### Short problem
Show each line of the data below that has the string "TradingView" in it.

Chart and figure data:
┌──
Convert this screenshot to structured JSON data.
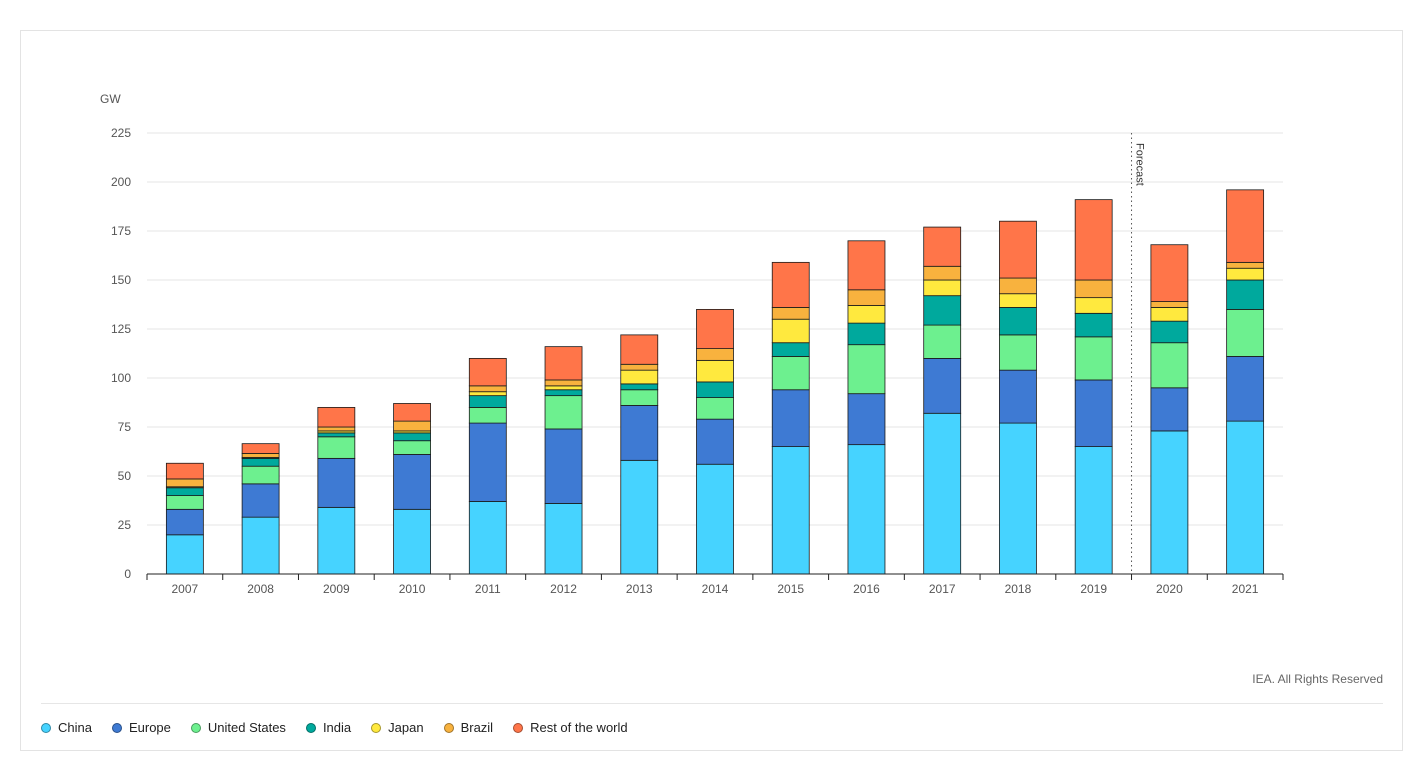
{
  "chart_data": {
    "type": "bar",
    "stacked": true,
    "ylabel": "GW",
    "ylim": [
      0,
      225
    ],
    "yticks": [
      0,
      25,
      50,
      75,
      100,
      125,
      150,
      175,
      200,
      225
    ],
    "grid": true,
    "categories": [
      "2007",
      "2008",
      "2009",
      "2010",
      "2011",
      "2012",
      "2013",
      "2014",
      "2015",
      "2016",
      "2017",
      "2018",
      "2019",
      "2020",
      "2021"
    ],
    "series": [
      {
        "name": "China",
        "color": "#46d3ff",
        "values": [
          20,
          29,
          34,
          33,
          37,
          36,
          58,
          56,
          65,
          66,
          82,
          77,
          65,
          73,
          78
        ]
      },
      {
        "name": "Europe",
        "color": "#3e7ad3",
        "values": [
          13,
          17,
          25,
          28,
          40,
          38,
          28,
          23,
          29,
          26,
          28,
          27,
          34,
          22,
          33
        ]
      },
      {
        "name": "United States",
        "color": "#6df08f",
        "values": [
          7,
          9,
          11,
          7,
          8,
          17,
          8,
          11,
          17,
          25,
          17,
          18,
          22,
          23,
          24
        ]
      },
      {
        "name": "India",
        "color": "#00a99d",
        "values": [
          4,
          4,
          2,
          4,
          6,
          3,
          3,
          8,
          7,
          11,
          15,
          14,
          12,
          11,
          15
        ]
      },
      {
        "name": "Japan",
        "color": "#ffe93e",
        "values": [
          0.5,
          0.5,
          1,
          1,
          2,
          2,
          7,
          11,
          12,
          9,
          8,
          7,
          8,
          7,
          6
        ]
      },
      {
        "name": "Brazil",
        "color": "#f8b23e",
        "values": [
          4,
          2,
          2,
          5,
          3,
          3,
          3,
          6,
          6,
          8,
          7,
          8,
          9,
          3,
          3
        ]
      },
      {
        "name": "Rest of the world",
        "color": "#ff7549",
        "values": [
          8,
          5,
          10,
          9,
          14,
          17,
          15,
          20,
          23,
          25,
          20,
          29,
          41,
          29,
          37
        ]
      }
    ],
    "annotation": {
      "text": "Forecast",
      "between": [
        "2019",
        "2020"
      ]
    },
    "credit": "IEA. All Rights Reserved"
  }
}
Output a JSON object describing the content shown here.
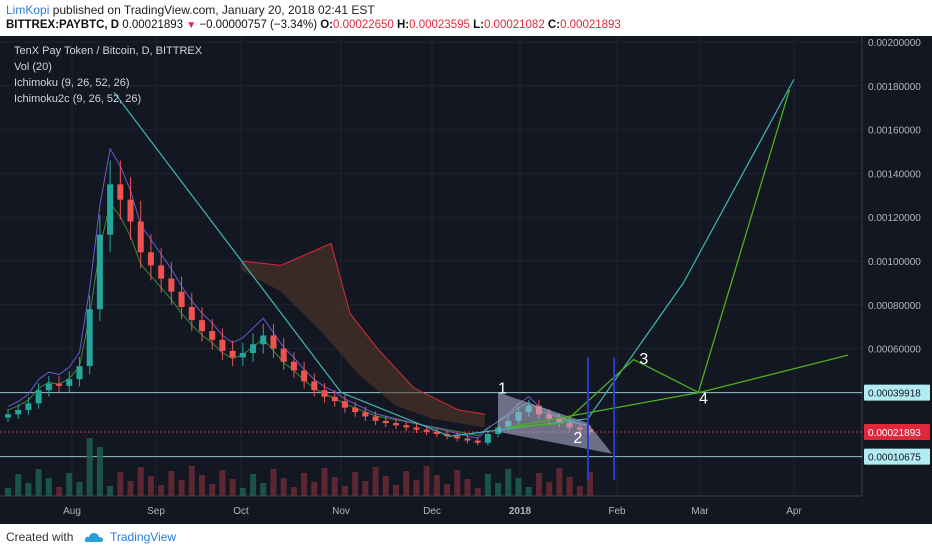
{
  "header": {
    "author": "LimKopi",
    "published_text": "published on TradingView.com, January 20, 2018 02:41 EST",
    "symbol": "BITTREX:PAYBTC, D",
    "price": "0.00021893",
    "change": "−0.00000757 (−3.34%)",
    "o_label": "O:",
    "o_value": "0.00022650",
    "h_label": "H:",
    "h_value": "0.00023595",
    "l_label": "L:",
    "l_value": "0.00021082",
    "c_label": "C:",
    "c_value": "0.00021893"
  },
  "footer": {
    "created_with": "Created with",
    "brand": "TradingView"
  },
  "chart_data": {
    "type": "candlestick",
    "title": "TenX Pay Token / Bitcoin, D, BITTREX",
    "indicators": [
      "Vol (20)",
      "Ichimoku (9, 26, 52, 26)",
      "Ichimoku2c (9, 26, 52, 26)"
    ],
    "x_ticks": [
      "Aug",
      "Sep",
      "Oct",
      "Nov",
      "Dec",
      "2018",
      "Feb",
      "Mar",
      "Apr"
    ],
    "y_ticks": [
      "0.00200000",
      "0.00180000",
      "0.00160000",
      "0.00140000",
      "0.00120000",
      "0.00100000",
      "0.00080000",
      "0.00060000",
      "0.00040000"
    ],
    "ylim": [
      0.0,
      0.002
    ],
    "price_tags": [
      {
        "value": "0.00039918",
        "color": "#b2ebf2"
      },
      {
        "value": "0.00021893",
        "color": "#e0283c"
      },
      {
        "value": "0.00010675",
        "color": "#b2ebf2"
      }
    ],
    "close_series": {
      "start_month_index": 0,
      "values": [
        0.0003,
        0.00032,
        0.00035,
        0.00041,
        0.00044,
        0.00043,
        0.00046,
        0.00052,
        0.00078,
        0.00112,
        0.00135,
        0.00128,
        0.00118,
        0.00104,
        0.00098,
        0.00092,
        0.00086,
        0.00079,
        0.00073,
        0.00068,
        0.00064,
        0.00059,
        0.00056,
        0.00058,
        0.00062,
        0.00066,
        0.0006,
        0.00054,
        0.0005,
        0.00045,
        0.00041,
        0.00038,
        0.00036,
        0.00033,
        0.00031,
        0.00029,
        0.00027,
        0.00026,
        0.00025,
        0.00024,
        0.00023,
        0.00022,
        0.00021,
        0.0002,
        0.00019,
        0.00018,
        0.00017,
        0.00021,
        0.00024,
        0.00027,
        0.00031,
        0.00034,
        0.0003,
        0.00028,
        0.00026,
        0.00024,
        0.00023,
        0.00022
      ]
    },
    "annotations": [
      {
        "label": "1",
        "month_pos": 4.75,
        "value": 0.000395
      },
      {
        "label": "2",
        "month_pos": 5.55,
        "value": 0.00017
      },
      {
        "label": "3",
        "month_pos": 6.27,
        "value": 0.00053
      },
      {
        "label": "4",
        "month_pos": 6.99,
        "value": 0.00035
      }
    ],
    "projection": {
      "green_path": [
        [
          4.86,
          0.00024
        ],
        [
          5.45,
          0.00026
        ],
        [
          6.2,
          0.00055
        ],
        [
          6.98,
          0.0004
        ],
        [
          7.95,
          0.00178
        ]
      ],
      "green_ray": [
        [
          4.86,
          0.00024
        ],
        [
          7.0,
          0.0004
        ],
        [
          8.6,
          0.00057
        ]
      ],
      "teal_arc": [
        [
          0.5,
          0.00177
        ],
        [
          3.0,
          0.0004
        ],
        [
          4.2,
          0.0002
        ],
        [
          5.7,
          0.00028
        ],
        [
          6.8,
          0.0009
        ],
        [
          8.0,
          0.00183
        ]
      ]
    }
  }
}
└──
### Full solution
    "published_text": "published on TradingView.com, January 20, 2018 02:41 EST",
    "brand": "TradingView"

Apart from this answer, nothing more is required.